* **Instructions to follow**
All of the data should be repeated exactly; pictures are not part of the copy.

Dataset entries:
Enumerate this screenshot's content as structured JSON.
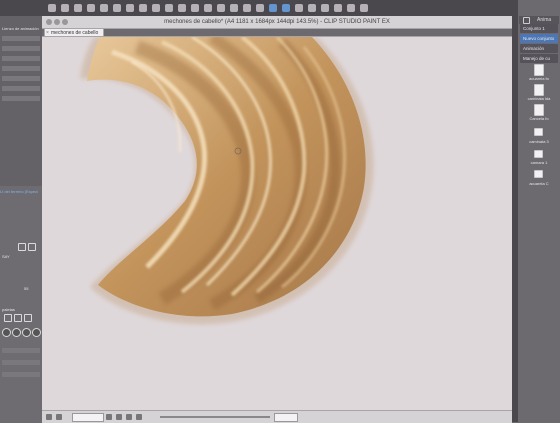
{
  "window": {
    "title": "mechones de cabello* (A4 1181 x 1684px 144dpi 143.5%)  - CLIP STUDIO PAINT EX",
    "tab_label": "mechones de cabello"
  },
  "colors": {
    "canvas_bg": "#dfd8da",
    "hair_light": "#f0d9b4",
    "hair_mid": "#c99a62",
    "hair_dark": "#9a6a3c",
    "accent_blue": "#4c77b4"
  },
  "toolbar": {
    "icons": [
      "new-file-icon",
      "open-file-icon",
      "save-icon",
      "undo-icon",
      "redo-icon",
      "clear-icon",
      "transform-icon",
      "select-icon",
      "deselect-icon",
      "invert-select-icon",
      "selection-layer-icon",
      "fill-icon",
      "snap-icon",
      "ruler-icon",
      "grid-icon",
      "rotate-icon",
      "flip-icon",
      "zoom-icon",
      "hand-icon",
      "eyedropper-icon",
      "pen-icon",
      "brush-icon",
      "eraser-icon",
      "blend-icon",
      "color-icon"
    ]
  },
  "left_panel": {
    "top_text": "Lienzo de animación",
    "blue_text": "Lt del terreno (Especi",
    "label_1": "SAY",
    "label_2": "paletas",
    "value_1": "55"
  },
  "right_panel": {
    "header_label": "Anima",
    "buttons": [
      "Conjunto 1",
      "Nuevo conjunto",
      "Animación",
      "Manejo de cu"
    ],
    "items": [
      {
        "label": "acuarela fo"
      },
      {
        "label": "caminata lda"
      },
      {
        "label": "Cancela fo"
      },
      {
        "label": "caminata 3"
      },
      {
        "label": "camara 1"
      },
      {
        "label": "acuarela C"
      }
    ]
  }
}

* **Task output**
Enumerate this screenshot's content as structured JSON.
{
  "window": {
    "title": "mechones de cabello* (A4 1181 x 1684px 144dpi 143.5%)  - CLIP STUDIO PAINT EX",
    "tab_label": "mechones de cabello"
  },
  "colors": {
    "canvas_bg": "#dfd8da",
    "hair_light": "#f0d9b4",
    "hair_mid": "#c99a62",
    "hair_dark": "#9a6a3c",
    "accent_blue": "#4c77b4"
  },
  "toolbar": {
    "icons": [
      "new-file-icon",
      "open-file-icon",
      "save-icon",
      "undo-icon",
      "redo-icon",
      "clear-icon",
      "transform-icon",
      "select-icon",
      "deselect-icon",
      "invert-select-icon",
      "selection-layer-icon",
      "fill-icon",
      "snap-icon",
      "ruler-icon",
      "grid-icon",
      "rotate-icon",
      "flip-icon",
      "zoom-icon",
      "hand-icon",
      "eyedropper-icon",
      "pen-icon",
      "brush-icon",
      "eraser-icon",
      "blend-icon",
      "color-icon"
    ]
  },
  "left_panel": {
    "top_text": "Lienzo de animación",
    "blue_text": "Lt del terreno (Especi",
    "label_1": "SAY",
    "label_2": "paletas",
    "value_1": "55"
  },
  "right_panel": {
    "header_label": "Anima",
    "buttons": [
      "Conjunto 1",
      "Nuevo conjunto",
      "Animación",
      "Manejo de cu"
    ],
    "items": [
      {
        "label": "acuarela fo"
      },
      {
        "label": "caminata lda"
      },
      {
        "label": "Cancela fo"
      },
      {
        "label": "caminata 3"
      },
      {
        "label": "camara 1"
      },
      {
        "label": "acuarela C"
      }
    ]
  }
}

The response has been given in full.